╭──
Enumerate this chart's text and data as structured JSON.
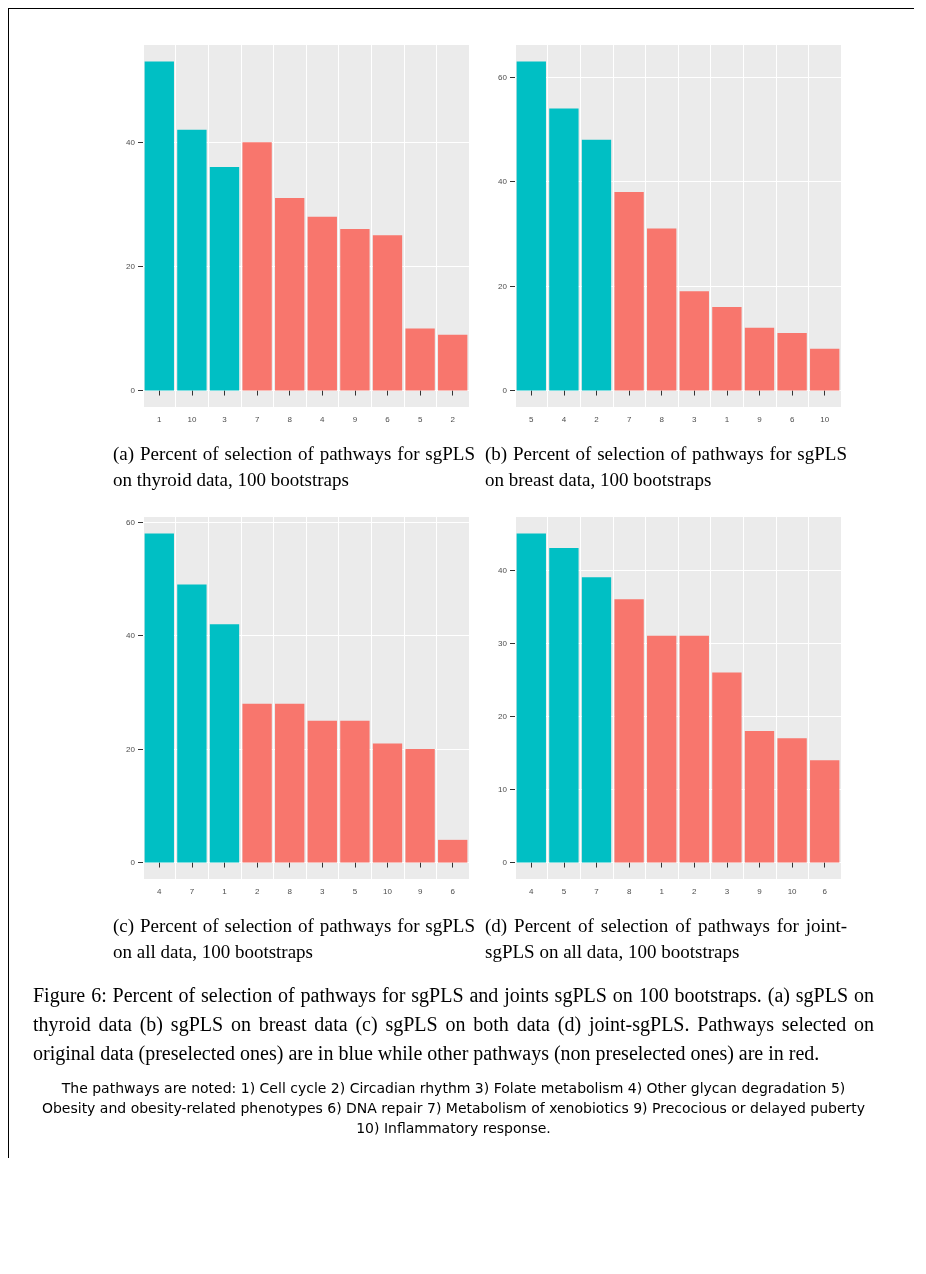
{
  "chart_data": [
    {
      "type": "bar",
      "categories": [
        "1",
        "10",
        "3",
        "7",
        "8",
        "4",
        "9",
        "6",
        "5",
        "2"
      ],
      "values": [
        53,
        42,
        36,
        40,
        31,
        28,
        26,
        25,
        10,
        9
      ],
      "colors": [
        "#00bfc4",
        "#00bfc4",
        "#00bfc4",
        "#f8766d",
        "#f8766d",
        "#f8766d",
        "#f8766d",
        "#f8766d",
        "#f8766d",
        "#f8766d"
      ],
      "ylim": [
        -2.65,
        55.65
      ],
      "yticks": [
        0,
        20,
        40
      ],
      "grid": true,
      "annotations": [
        "(a) Percent of selection of pathways for sgPLS on thyroid data, 100 bootstraps"
      ]
    },
    {
      "type": "bar",
      "categories": [
        "5",
        "4",
        "2",
        "7",
        "8",
        "3",
        "1",
        "9",
        "6",
        "10"
      ],
      "values": [
        63,
        54,
        48,
        38,
        31,
        19,
        16,
        12,
        11,
        8
      ],
      "colors": [
        "#00bfc4",
        "#00bfc4",
        "#00bfc4",
        "#f8766d",
        "#f8766d",
        "#f8766d",
        "#f8766d",
        "#f8766d",
        "#f8766d",
        "#f8766d"
      ],
      "ylim": [
        -3.15,
        66.15
      ],
      "yticks": [
        0,
        20,
        40,
        60
      ],
      "grid": true,
      "annotations": [
        "(b) Percent of selection of pathways for sgPLS on breast data, 100 bootstraps"
      ]
    },
    {
      "type": "bar",
      "categories": [
        "4",
        "7",
        "1",
        "2",
        "8",
        "3",
        "5",
        "10",
        "9",
        "6"
      ],
      "values": [
        58,
        49,
        42,
        28,
        28,
        25,
        25,
        21,
        20,
        4
      ],
      "colors": [
        "#00bfc4",
        "#00bfc4",
        "#00bfc4",
        "#f8766d",
        "#f8766d",
        "#f8766d",
        "#f8766d",
        "#f8766d",
        "#f8766d",
        "#f8766d"
      ],
      "ylim": [
        -2.9,
        60.9
      ],
      "yticks": [
        0,
        20,
        40,
        60
      ],
      "grid": true,
      "annotations": [
        "(c) Percent of selection of pathways for sgPLS on all data, 100 bootstraps"
      ]
    },
    {
      "type": "bar",
      "categories": [
        "4",
        "5",
        "7",
        "8",
        "1",
        "2",
        "3",
        "9",
        "10",
        "6"
      ],
      "values": [
        45,
        43,
        39,
        36,
        31,
        31,
        26,
        18,
        17,
        14
      ],
      "colors": [
        "#00bfc4",
        "#00bfc4",
        "#00bfc4",
        "#f8766d",
        "#f8766d",
        "#f8766d",
        "#f8766d",
        "#f8766d",
        "#f8766d",
        "#f8766d"
      ],
      "ylim": [
        -2.25,
        47.25
      ],
      "yticks": [
        0,
        10,
        20,
        30,
        40
      ],
      "grid": true,
      "annotations": [
        "(d) Percent of selection of pathways for joint-sgPLS on all data, 100 bootstraps",
        "Figure 6: Percent of selection of pathways for sgPLS and joints sgPLS on 100 bootstraps. (a) sgPLS on thyroid data (b) sgPLS on breast data (c) sgPLS on both data (d) joint-sgPLS. Pathways selected on original data (preselected ones) are in blue while other pathways (non preselected ones) are in red.",
        "The pathways are noted: 1) Cell cycle 2) Circadian rhythm 3) Folate metabolism 4) Other glycan degradation 5) Obesity and obesity-related phenotypes 6) DNA repair 7) Metabolism of xenobiotics 9) Precocious or delayed puberty 10) Inflammatory response."
      ]
    }
  ]
}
╰──
Problem to work on:
Do not copy the pictures, but repeat every line exactly.

Task answer:
Enumerate this chart's text and data as structured JSON.
{
  "chart_data": [
    {
      "type": "bar",
      "categories": [
        "1",
        "10",
        "3",
        "7",
        "8",
        "4",
        "9",
        "6",
        "5",
        "2"
      ],
      "values": [
        53,
        42,
        36,
        40,
        31,
        28,
        26,
        25,
        10,
        9
      ],
      "colors": [
        "#00bfc4",
        "#00bfc4",
        "#00bfc4",
        "#f8766d",
        "#f8766d",
        "#f8766d",
        "#f8766d",
        "#f8766d",
        "#f8766d",
        "#f8766d"
      ],
      "ylim": [
        -2.65,
        55.65
      ],
      "yticks": [
        0,
        20,
        40
      ],
      "grid": true,
      "annotations": [
        "(a) Percent of selection of pathways for sgPLS on thyroid data, 100 bootstraps"
      ]
    },
    {
      "type": "bar",
      "categories": [
        "5",
        "4",
        "2",
        "7",
        "8",
        "3",
        "1",
        "9",
        "6",
        "10"
      ],
      "values": [
        63,
        54,
        48,
        38,
        31,
        19,
        16,
        12,
        11,
        8
      ],
      "colors": [
        "#00bfc4",
        "#00bfc4",
        "#00bfc4",
        "#f8766d",
        "#f8766d",
        "#f8766d",
        "#f8766d",
        "#f8766d",
        "#f8766d",
        "#f8766d"
      ],
      "ylim": [
        -3.15,
        66.15
      ],
      "yticks": [
        0,
        20,
        40,
        60
      ],
      "grid": true,
      "annotations": [
        "(b) Percent of selection of pathways for sgPLS on breast data, 100 bootstraps"
      ]
    },
    {
      "type": "bar",
      "categories": [
        "4",
        "7",
        "1",
        "2",
        "8",
        "3",
        "5",
        "10",
        "9",
        "6"
      ],
      "values": [
        58,
        49,
        42,
        28,
        28,
        25,
        25,
        21,
        20,
        4
      ],
      "colors": [
        "#00bfc4",
        "#00bfc4",
        "#00bfc4",
        "#f8766d",
        "#f8766d",
        "#f8766d",
        "#f8766d",
        "#f8766d",
        "#f8766d",
        "#f8766d"
      ],
      "ylim": [
        -2.9,
        60.9
      ],
      "yticks": [
        0,
        20,
        40,
        60
      ],
      "grid": true,
      "annotations": [
        "(c) Percent of selection of pathways for sgPLS on all data, 100 bootstraps"
      ]
    },
    {
      "type": "bar",
      "categories": [
        "4",
        "5",
        "7",
        "8",
        "1",
        "2",
        "3",
        "9",
        "10",
        "6"
      ],
      "values": [
        45,
        43,
        39,
        36,
        31,
        31,
        26,
        18,
        17,
        14
      ],
      "colors": [
        "#00bfc4",
        "#00bfc4",
        "#00bfc4",
        "#f8766d",
        "#f8766d",
        "#f8766d",
        "#f8766d",
        "#f8766d",
        "#f8766d",
        "#f8766d"
      ],
      "ylim": [
        -2.25,
        47.25
      ],
      "yticks": [
        0,
        10,
        20,
        30,
        40
      ],
      "grid": true,
      "annotations": [
        "(d) Percent of selection of pathways for joint-sgPLS on all data, 100 bootstraps",
        "Figure 6: Percent of selection of pathways for sgPLS and joints sgPLS on 100 bootstraps. (a) sgPLS on thyroid data (b) sgPLS on breast data (c) sgPLS on both data (d) joint-sgPLS. Pathways selected on original data (preselected ones) are in blue while other pathways (non preselected ones) are in red.",
        "The pathways are noted: 1) Cell cycle 2) Circadian rhythm 3) Folate metabolism 4) Other glycan degradation 5) Obesity and obesity-related phenotypes 6) DNA repair 7) Metabolism of xenobiotics 9) Precocious or delayed puberty 10) Inflammatory response."
      ]
    }
  ]
}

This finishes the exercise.